*PROBLEM REQUIREMENTS*: Reproduce the listing below line for line, without changing anything, and leave the pictures out.

[begin DATA PROVIDED]

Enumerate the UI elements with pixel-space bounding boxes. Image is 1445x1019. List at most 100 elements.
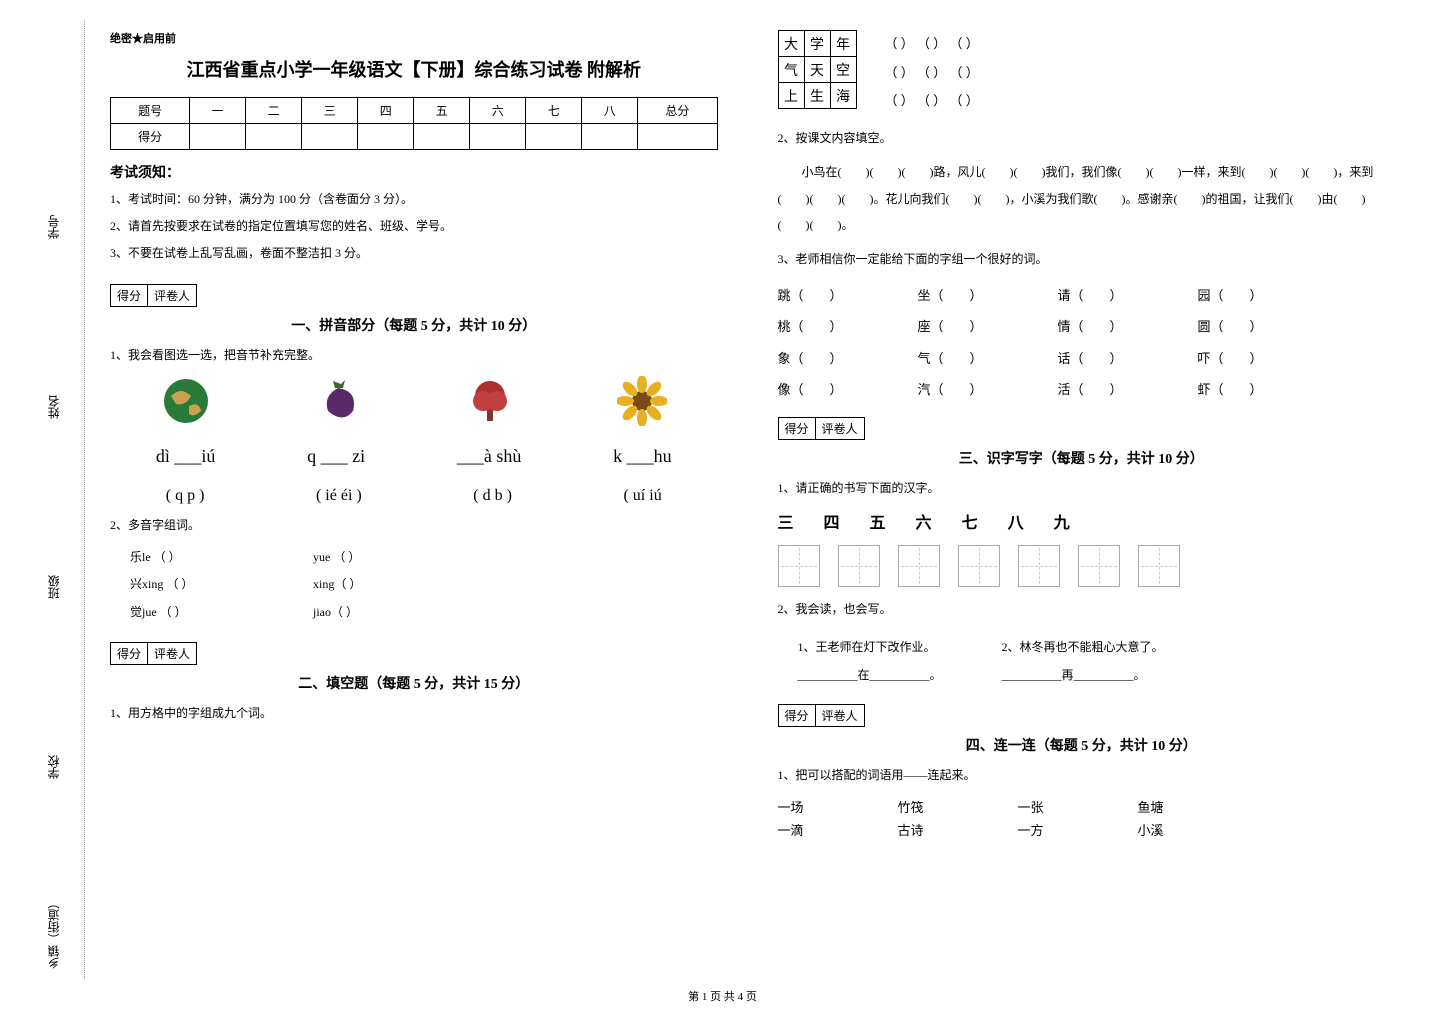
- binding-label-1: 乡镇（街道）: [45, 897, 62, 969]
- score-cell[interactable]: [470, 124, 526, 150]
- th-9: 总分: [638, 98, 717, 124]
- grid-cell: 年: [830, 31, 856, 57]
- binding-margin: 乡镇（街道） 学校 班级 姓名 学号: [45, 20, 85, 979]
- grade-box-1: 得分评卷人: [110, 284, 197, 307]
- pair-cell: 象（ ）: [778, 343, 918, 374]
- notice-item-3: 3、不要在试卷上乱写乱画，卷面不整洁扣 3 分。: [110, 244, 718, 263]
- grade-box-2: 得分评卷人: [110, 642, 197, 665]
- match-cell: 古诗: [898, 820, 958, 839]
- binding-label-5: 学号: [45, 215, 62, 239]
- match-row-2: 一滴 古诗 一方 小溪: [778, 820, 1386, 839]
- score-cell[interactable]: [414, 124, 470, 150]
- score-cell[interactable]: [246, 124, 302, 150]
- exam-title: 江西省重点小学一年级语文【下册】综合练习试卷 附解析: [110, 56, 718, 82]
- th-6: 六: [470, 98, 526, 124]
- multi-2b: xing（ ）: [313, 577, 361, 591]
- match-cell: 一场: [778, 797, 838, 816]
- score-header-row: 题号 一 二 三 四 五 六 七 八 总分: [111, 98, 718, 124]
- write-box[interactable]: [838, 545, 880, 587]
- grid-cell: 大: [778, 31, 804, 57]
- multi-3b: jiao（ ）: [313, 605, 358, 619]
- th-2: 二: [246, 98, 302, 124]
- grade-reviewer-3: 评卷人: [816, 418, 864, 439]
- pair-cell: 活（ ）: [1058, 374, 1198, 405]
- multi-1a: 乐le （ ）: [130, 547, 310, 569]
- tree-icon: [465, 376, 515, 426]
- eggplant-icon: [313, 376, 363, 426]
- multi-1b: yue （ ）: [313, 550, 360, 564]
- write-box[interactable]: [898, 545, 940, 587]
- blanks-row-1: （ ） （ ） （ ）: [885, 30, 1386, 59]
- grid-cell: 上: [778, 83, 804, 109]
- num-char: 六: [916, 509, 932, 533]
- section-3-title: 三、识字写字（每题 5 分，共计 10 分）: [778, 448, 1386, 468]
- s3-q2-item-1: 1、王老师在灯下改作业。: [798, 637, 942, 659]
- match-cell: 竹筏: [898, 797, 958, 816]
- notice-item-2: 2、请首先按要求在试卷的指定位置填写您的姓名、班级、学号。: [110, 217, 718, 236]
- write-box[interactable]: [778, 545, 820, 587]
- section-1-title: 一、拼音部分（每题 5 分，共计 10 分）: [110, 315, 718, 335]
- pinyin-text-4: k ___hu: [613, 446, 672, 467]
- grade-box-3: 得分评卷人: [778, 417, 865, 440]
- earth-icon: [161, 376, 211, 426]
- score-cell[interactable]: [582, 124, 638, 150]
- char-grid: 大学年 气天空 上生海: [778, 30, 857, 109]
- score-cell[interactable]: [302, 124, 358, 150]
- score-cell[interactable]: [526, 124, 582, 150]
- pair-cell: 话（ ）: [1058, 343, 1198, 374]
- num-char: 九: [1054, 509, 1070, 533]
- match-row-1: 一场 竹筏 一张 鱼塘: [778, 797, 1386, 816]
- grade-score: 得分: [111, 285, 148, 306]
- grade-reviewer-4: 评卷人: [816, 705, 864, 726]
- s2-q3: 3、老师相信你一定能给下面的字组一个很好的词。: [778, 249, 1386, 271]
- pair-cell: 汽（ ）: [918, 374, 1058, 405]
- binding-label-4: 姓名: [45, 395, 62, 419]
- pinyin-opts-2: ( ié éi ): [316, 487, 362, 505]
- s2-q2-text: 小鸟在( )( )( )路，风儿( )( )我们，我们像( )( )一样，来到(…: [778, 159, 1386, 238]
- score-cell[interactable]: [190, 124, 246, 150]
- pinyin-opts-3: ( d b ): [473, 487, 512, 505]
- pair-cell: 桃（ ）: [778, 311, 918, 342]
- match-cell: 一方: [1018, 820, 1078, 839]
- pinyin-opts-1: ( q p ): [166, 487, 205, 505]
- write-box[interactable]: [1138, 545, 1180, 587]
- grade-box-4: 得分评卷人: [778, 704, 865, 727]
- th-4: 四: [358, 98, 414, 124]
- notice-item-1: 1、考试时间：60 分钟，满分为 100 分（含卷面分 3 分）。: [110, 190, 718, 209]
- char-grid-block: 大学年 气天空 上生海 （ ） （ ） （ ） （ ） （ ） （ ） （ ） …: [778, 30, 1386, 116]
- pair-cell: 座（ ）: [918, 311, 1058, 342]
- grade-score-3: 得分: [779, 418, 816, 439]
- pair-cell: 吓（ ）: [1198, 343, 1338, 374]
- multi-row-2: 兴xing （ ） xing（ ）: [130, 574, 718, 596]
- grid-cell: 气: [778, 57, 804, 83]
- grade-reviewer: 评卷人: [148, 285, 196, 306]
- num-char: 七: [962, 509, 978, 533]
- pair-cell: 像（ ）: [778, 374, 918, 405]
- multi-row-1: 乐le （ ） yue （ ）: [130, 547, 718, 569]
- blanks-row-2: （ ） （ ） （ ）: [885, 59, 1386, 88]
- write-box[interactable]: [1078, 545, 1120, 587]
- pair-cell: 圆（ ）: [1198, 311, 1338, 342]
- th-5: 五: [414, 98, 470, 124]
- pair-row-1: 跳（ ）坐（ ）请（ ）园（ ）: [778, 280, 1386, 311]
- s3-q2-fill-1: __________在__________。: [798, 665, 942, 687]
- section-2-title: 二、填空题（每题 5 分，共计 15 分）: [110, 673, 718, 693]
- s2-q1: 1、用方格中的字组成九个词。: [110, 703, 718, 725]
- write-box[interactable]: [958, 545, 1000, 587]
- write-box[interactable]: [1018, 545, 1060, 587]
- pinyin-item-2: [313, 376, 363, 436]
- pinyin-item-3: [465, 376, 515, 436]
- grade-score-4: 得分: [779, 705, 816, 726]
- th-8: 八: [582, 98, 638, 124]
- th-0: 题号: [111, 98, 190, 124]
- page-footer: 第 1 页 共 4 页: [0, 988, 1445, 1004]
- th-7: 七: [526, 98, 582, 124]
- th-1: 一: [190, 98, 246, 124]
- score-cell[interactable]: [358, 124, 414, 150]
- score-cell[interactable]: [638, 124, 717, 150]
- multi-row-3: 觉jue （ ） jiao（ ）: [130, 602, 718, 624]
- pair-cell: 气（ ）: [918, 343, 1058, 374]
- grid-cell: 生: [804, 83, 830, 109]
- grid-blanks: （ ） （ ） （ ） （ ） （ ） （ ） （ ） （ ） （ ）: [885, 30, 1386, 116]
- pair-cell: 请（ ）: [1058, 280, 1198, 311]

[end DATA PROVIDED]

*RESULT BELOW*:
Enumerate the UI elements with pixel-space bounding boxes. Image is 1445x1019. List at most 100 elements.
- binding-label-1: 乡镇（街道）: [45, 897, 62, 969]
- score-cell[interactable]: [470, 124, 526, 150]
- th-9: 总分: [638, 98, 717, 124]
- grid-cell: 年: [830, 31, 856, 57]
- binding-margin: 乡镇（街道） 学校 班级 姓名 学号: [45, 20, 85, 979]
- grade-box-1: 得分评卷人: [110, 284, 197, 307]
- pair-cell: 象（ ）: [778, 343, 918, 374]
- notice-item-3: 3、不要在试卷上乱写乱画，卷面不整洁扣 3 分。: [110, 244, 718, 263]
- grade-box-2: 得分评卷人: [110, 642, 197, 665]
- match-cell: 古诗: [898, 820, 958, 839]
- binding-label-5: 学号: [45, 215, 62, 239]
- match-row-2: 一滴 古诗 一方 小溪: [778, 820, 1386, 839]
- score-cell[interactable]: [414, 124, 470, 150]
- score-cell[interactable]: [246, 124, 302, 150]
- exam-title: 江西省重点小学一年级语文【下册】综合练习试卷 附解析: [110, 56, 718, 82]
- th-6: 六: [470, 98, 526, 124]
- multi-2b: xing（ ）: [313, 577, 361, 591]
- match-cell: 一场: [778, 797, 838, 816]
- score-header-row: 题号 一 二 三 四 五 六 七 八 总分: [111, 98, 718, 124]
- write-box[interactable]: [838, 545, 880, 587]
- grid-cell: 大: [778, 31, 804, 57]
- multi-3b: jiao（ ）: [313, 605, 358, 619]
- th-2: 二: [246, 98, 302, 124]
- grade-reviewer-3: 评卷人: [816, 418, 864, 439]
- pair-cell: 活（ ）: [1058, 374, 1198, 405]
- multi-1a: 乐le （ ）: [130, 547, 310, 569]
- tree-icon: [465, 376, 515, 426]
- eggplant-icon: [313, 376, 363, 426]
- multi-1b: yue （ ）: [313, 550, 360, 564]
- write-box[interactable]: [898, 545, 940, 587]
- blanks-row-1: （ ） （ ） （ ）: [885, 30, 1386, 59]
- grid-cell: 上: [778, 83, 804, 109]
- num-char: 六: [916, 509, 932, 533]
- section-3-title: 三、识字写字（每题 5 分，共计 10 分）: [778, 448, 1386, 468]
- s3-q2-item-1: 1、王老师在灯下改作业。: [798, 637, 942, 659]
- match-cell: 竹筏: [898, 797, 958, 816]
- notice-item-2: 2、请首先按要求在试卷的指定位置填写您的姓名、班级、学号。: [110, 217, 718, 236]
- write-box[interactable]: [778, 545, 820, 587]
- section-1-title: 一、拼音部分（每题 5 分，共计 10 分）: [110, 315, 718, 335]
- pinyin-text-4: k ___hu: [613, 446, 672, 467]
- grade-box-3: 得分评卷人: [778, 417, 865, 440]
- earth-icon: [161, 376, 211, 426]
- score-cell[interactable]: [582, 124, 638, 150]
- char-grid: 大学年 气天空 上生海: [778, 30, 857, 109]
- score-cell[interactable]: [302, 124, 358, 150]
- score-cell[interactable]: [526, 124, 582, 150]
- pair-cell: 话（ ）: [1058, 343, 1198, 374]
- num-char: 九: [1054, 509, 1070, 533]
- match-row-1: 一场 竹筏 一张 鱼塘: [778, 797, 1386, 816]
- grade-score: 得分: [111, 285, 148, 306]
- grade-reviewer-4: 评卷人: [816, 705, 864, 726]
- s2-q3: 3、老师相信你一定能给下面的字组一个很好的词。: [778, 249, 1386, 271]
- pair-cell: 汽（ ）: [918, 374, 1058, 405]
- binding-label-4: 姓名: [45, 395, 62, 419]
- pinyin-opts-2: ( ié éi ): [316, 487, 362, 505]
- s2-q2-text: 小鸟在( )( )( )路，风儿( )( )我们，我们像( )( )一样，来到(…: [778, 159, 1386, 238]
- score-cell[interactable]: [190, 124, 246, 150]
- pinyin-opts-3: ( d b ): [473, 487, 512, 505]
- pair-cell: 桃（ ）: [778, 311, 918, 342]
- match-cell: 一方: [1018, 820, 1078, 839]
- pinyin-opts-1: ( q p ): [166, 487, 205, 505]
- write-box[interactable]: [1138, 545, 1180, 587]
- grade-box-4: 得分评卷人: [778, 704, 865, 727]
- th-4: 四: [358, 98, 414, 124]
- notice-item-1: 1、考试时间：60 分钟，满分为 100 分（含卷面分 3 分）。: [110, 190, 718, 209]
- char-grid-block: 大学年 气天空 上生海 （ ） （ ） （ ） （ ） （ ） （ ） （ ） …: [778, 30, 1386, 116]
- pair-cell: 座（ ）: [918, 311, 1058, 342]
- grade-score-3: 得分: [779, 418, 816, 439]
- pair-cell: 吓（ ）: [1198, 343, 1338, 374]
- multi-row-2: 兴xing （ ） xing（ ）: [130, 574, 718, 596]
- grid-cell: 气: [778, 57, 804, 83]
- grade-reviewer: 评卷人: [148, 285, 196, 306]
- num-char: 七: [962, 509, 978, 533]
- pair-cell: 像（ ）: [778, 374, 918, 405]
- multi-row-1: 乐le （ ） yue （ ）: [130, 547, 718, 569]
- blanks-row-2: （ ） （ ） （ ）: [885, 59, 1386, 88]
- write-box[interactable]: [1078, 545, 1120, 587]
- pair-cell: 圆（ ）: [1198, 311, 1338, 342]
- th-5: 五: [414, 98, 470, 124]
- pair-row-1: 跳（ ）坐（ ）请（ ）园（ ）: [778, 280, 1386, 311]
- s3-q2-fill-1: __________在__________。: [798, 665, 942, 687]
- section-2-title: 二、填空题（每题 5 分，共计 15 分）: [110, 673, 718, 693]
- s2-q1: 1、用方格中的字组成九个词。: [110, 703, 718, 725]
- write-box[interactable]: [958, 545, 1000, 587]
- write-box[interactable]: [1018, 545, 1060, 587]
- pinyin-item-2: [313, 376, 363, 436]
- pinyin-item-3: [465, 376, 515, 436]
- grade-score-4: 得分: [779, 705, 816, 726]
- th-8: 八: [582, 98, 638, 124]
- th-0: 题号: [111, 98, 190, 124]
- page-footer: 第 1 页 共 4 页: [0, 988, 1445, 1004]
- th-7: 七: [526, 98, 582, 124]
- th-1: 一: [190, 98, 246, 124]
- score-cell[interactable]: [358, 124, 414, 150]
- score-cell[interactable]: [638, 124, 717, 150]
- multi-row-3: 觉jue （ ） jiao（ ）: [130, 602, 718, 624]
- pair-cell: 气（ ）: [918, 343, 1058, 374]
- grid-cell: 生: [804, 83, 830, 109]
- grid-blanks: （ ） （ ） （ ） （ ） （ ） （ ） （ ） （ ） （ ）: [885, 30, 1386, 116]
- pair-cell: 请（ ）: [1058, 280, 1198, 311]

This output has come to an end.